What you have to do –
Copy the records below exactly as they appear.

***** Task data *****

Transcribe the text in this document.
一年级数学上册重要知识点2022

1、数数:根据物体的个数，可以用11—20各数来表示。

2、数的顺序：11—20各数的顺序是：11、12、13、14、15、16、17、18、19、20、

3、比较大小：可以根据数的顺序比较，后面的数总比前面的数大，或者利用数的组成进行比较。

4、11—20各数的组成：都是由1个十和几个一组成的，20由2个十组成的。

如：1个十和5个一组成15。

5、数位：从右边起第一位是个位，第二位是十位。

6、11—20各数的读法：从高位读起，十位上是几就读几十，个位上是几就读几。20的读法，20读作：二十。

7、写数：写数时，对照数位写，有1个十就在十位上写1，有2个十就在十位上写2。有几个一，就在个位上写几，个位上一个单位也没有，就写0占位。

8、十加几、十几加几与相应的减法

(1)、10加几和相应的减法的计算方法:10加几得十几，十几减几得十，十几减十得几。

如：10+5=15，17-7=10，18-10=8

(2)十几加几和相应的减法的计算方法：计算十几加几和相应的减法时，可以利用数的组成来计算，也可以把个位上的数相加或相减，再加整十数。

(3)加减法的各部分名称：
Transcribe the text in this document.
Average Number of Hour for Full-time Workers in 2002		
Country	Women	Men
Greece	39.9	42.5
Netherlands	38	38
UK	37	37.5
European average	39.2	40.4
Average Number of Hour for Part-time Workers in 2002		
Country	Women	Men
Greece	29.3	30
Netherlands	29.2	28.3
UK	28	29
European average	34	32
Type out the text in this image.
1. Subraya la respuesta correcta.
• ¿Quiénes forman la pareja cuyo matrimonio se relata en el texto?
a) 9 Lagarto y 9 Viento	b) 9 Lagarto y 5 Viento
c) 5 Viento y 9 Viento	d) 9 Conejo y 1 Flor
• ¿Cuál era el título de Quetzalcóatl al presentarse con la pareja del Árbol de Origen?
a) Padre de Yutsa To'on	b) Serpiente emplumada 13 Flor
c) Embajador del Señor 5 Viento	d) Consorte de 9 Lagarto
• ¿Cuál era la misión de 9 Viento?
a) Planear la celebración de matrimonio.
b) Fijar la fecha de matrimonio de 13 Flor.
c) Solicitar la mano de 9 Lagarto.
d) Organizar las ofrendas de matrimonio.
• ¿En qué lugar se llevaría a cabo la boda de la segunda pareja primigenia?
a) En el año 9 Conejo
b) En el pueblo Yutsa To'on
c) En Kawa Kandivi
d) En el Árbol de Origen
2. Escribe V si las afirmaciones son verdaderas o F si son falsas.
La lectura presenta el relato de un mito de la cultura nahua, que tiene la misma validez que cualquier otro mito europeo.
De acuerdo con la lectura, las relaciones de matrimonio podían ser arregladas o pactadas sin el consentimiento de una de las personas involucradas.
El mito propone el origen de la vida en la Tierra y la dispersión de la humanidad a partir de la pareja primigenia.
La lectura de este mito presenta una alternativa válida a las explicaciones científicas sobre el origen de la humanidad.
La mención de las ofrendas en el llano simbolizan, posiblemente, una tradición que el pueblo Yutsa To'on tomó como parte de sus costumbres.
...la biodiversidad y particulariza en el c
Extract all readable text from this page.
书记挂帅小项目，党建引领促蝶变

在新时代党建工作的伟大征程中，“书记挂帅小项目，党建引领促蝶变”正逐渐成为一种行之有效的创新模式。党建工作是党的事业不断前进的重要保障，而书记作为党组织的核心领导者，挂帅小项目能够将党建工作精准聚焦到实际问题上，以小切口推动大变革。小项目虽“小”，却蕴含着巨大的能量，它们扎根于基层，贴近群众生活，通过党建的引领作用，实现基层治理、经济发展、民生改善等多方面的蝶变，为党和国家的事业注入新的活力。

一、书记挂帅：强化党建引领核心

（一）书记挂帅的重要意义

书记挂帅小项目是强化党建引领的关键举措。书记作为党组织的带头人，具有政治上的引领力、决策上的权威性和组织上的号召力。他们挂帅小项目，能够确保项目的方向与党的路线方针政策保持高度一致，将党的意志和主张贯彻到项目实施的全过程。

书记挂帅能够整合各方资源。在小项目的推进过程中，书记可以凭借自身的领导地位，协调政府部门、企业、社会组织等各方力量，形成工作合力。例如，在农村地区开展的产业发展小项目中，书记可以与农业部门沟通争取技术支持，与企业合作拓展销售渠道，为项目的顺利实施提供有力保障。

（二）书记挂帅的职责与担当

*****

Exercise response –
Transcribe the text in this document.
一年级数学上册重要知识点2022

1、数数:根据物体的个数，可以用11—20各数来表示。

2、数的顺序：11—20各数的顺序是：11、12、13、14、15、16、17、18、19、20、

3、比较大小：可以根据数的顺序比较，后面的数总比前面的数大，或者利用数的组成进行比较。

4、11—20各数的组成：都是由1个十和几个一组成的，20由2个十组成的。

如：1个十和5个一组成15。

5、数位：从右边起第一位是个位，第二位是十位。

6、11—20各数的读法：从高位读起，十位上是几就读几十，个位上是几就读几。20的读法，20读作：二十。

7、写数：写数时，对照数位写，有1个十就在十位上写1，有2个十就在十位上写2。有几个一，就在个位上写几，个位上一个单位也没有，就写0占位。

8、十加几、十几加几与相应的减法

(1)、10加几和相应的减法的计算方法:10加几得十几，十几减几得十，十几减十得几。

如：10+5=15，17-7=10，18-10=8

(2)十几加几和相应的减法的计算方法：计算十几加几和相应的减法时，可以利用数的组成来计算，也可以把个位上的数相加或相减，再加整十数。

(3)加减法的各部分名称：
Transcribe the text in this document.
Average Number of Hour for Full-time Workers in 2002		
Country	Women	Men
Greece	39.9	42.5
Netherlands	38	38
UK	37	37.5
European average	39.2	40.4
Average Number of Hour for Part-time Workers in 2002		
Country	Women	Men
Greece	29.3	30
Netherlands	29.2	28.3
UK	28	29
European average	34	32
Type out the text in this image.
1. Subraya la respuesta correcta.
• ¿Quiénes forman la pareja cuyo matrimonio se relata en el texto?
a) 9 Lagarto y 9 Viento	b) 9 Lagarto y 5 Viento
c) 5 Viento y 9 Viento	d) 9 Conejo y 1 Flor
• ¿Cuál era el título de Quetzalcóatl al presentarse con la pareja del Árbol de Origen?
a) Padre de Yutsa To'on	b) Serpiente emplumada 13 Flor
c) Embajador del Señor 5 Viento	d) Consorte de 9 Lagarto
• ¿Cuál era la misión de 9 Viento?
a) Planear la celebración de matrimonio.
b) Fijar la fecha de matrimonio de 13 Flor.
c) Solicitar la mano de 9 Lagarto.
d) Organizar las ofrendas de matrimonio.
• ¿En qué lugar se llevaría a cabo la boda de la segunda pareja primigenia?
a) En el año 9 Conejo
b) En el pueblo Yutsa To'on
c) En Kawa Kandivi
d) En el Árbol de Origen
2. Escribe V si las afirmaciones son verdaderas o F si son falsas.
La lectura presenta el relato de un mito de la cultura nahua, que tiene la misma validez que cualquier otro mito europeo.
De acuerdo con la lectura, las relaciones de matrimonio podían ser arregladas o pactadas sin el consentimiento de una de las personas involucradas.
El mito propone el origen de la vida en la Tierra y la dispersión de la humanidad a partir de la pareja primigenia.
La lectura de este mito presenta una alternativa válida a las explicaciones científicas sobre el origen de la humanidad.
La mención de las ofrendas en el llano simbolizan, posiblemente, una tradición que el pueblo Yutsa To'on tomó como parte de sus costumbres.
...la biodiversidad y particulariza en el c
Extract all readable text from this page.
书记挂帅小项目，党建引领促蝶变

在新时代党建工作的伟大征程中，“书记挂帅小项目，党建引领促蝶变”正逐渐成为一种行之有效的创新模式。党建工作是党的事业不断前进的重要保障，而书记作为党组织的核心领导者，挂帅小项目能够将党建工作精准聚焦到实际问题上，以小切口推动大变革。小项目虽“小”，却蕴含着巨大的能量，它们扎根于基层，贴近群众生活，通过党建的引领作用，实现基层治理、经济发展、民生改善等多方面的蝶变，为党和国家的事业注入新的活力。

一、书记挂帅：强化党建引领核心

（一）书记挂帅的重要意义

书记挂帅小项目是强化党建引领的关键举措。书记作为党组织的带头人，具有政治上的引领力、决策上的权威性和组织上的号召力。他们挂帅小项目，能够确保项目的方向与党的路线方针政策保持高度一致，将党的意志和主张贯彻到项目实施的全过程。

书记挂帅能够整合各方资源。在小项目的推进过程中，书记可以凭借自身的领导地位，协调政府部门、企业、社会组织等各方力量，形成工作合力。例如，在农村地区开展的产业发展小项目中，书记可以与农业部门沟通争取技术支持，与企业合作拓展销售渠道，为项目的顺利实施提供有力保障。

（二）书记挂帅的职责与担当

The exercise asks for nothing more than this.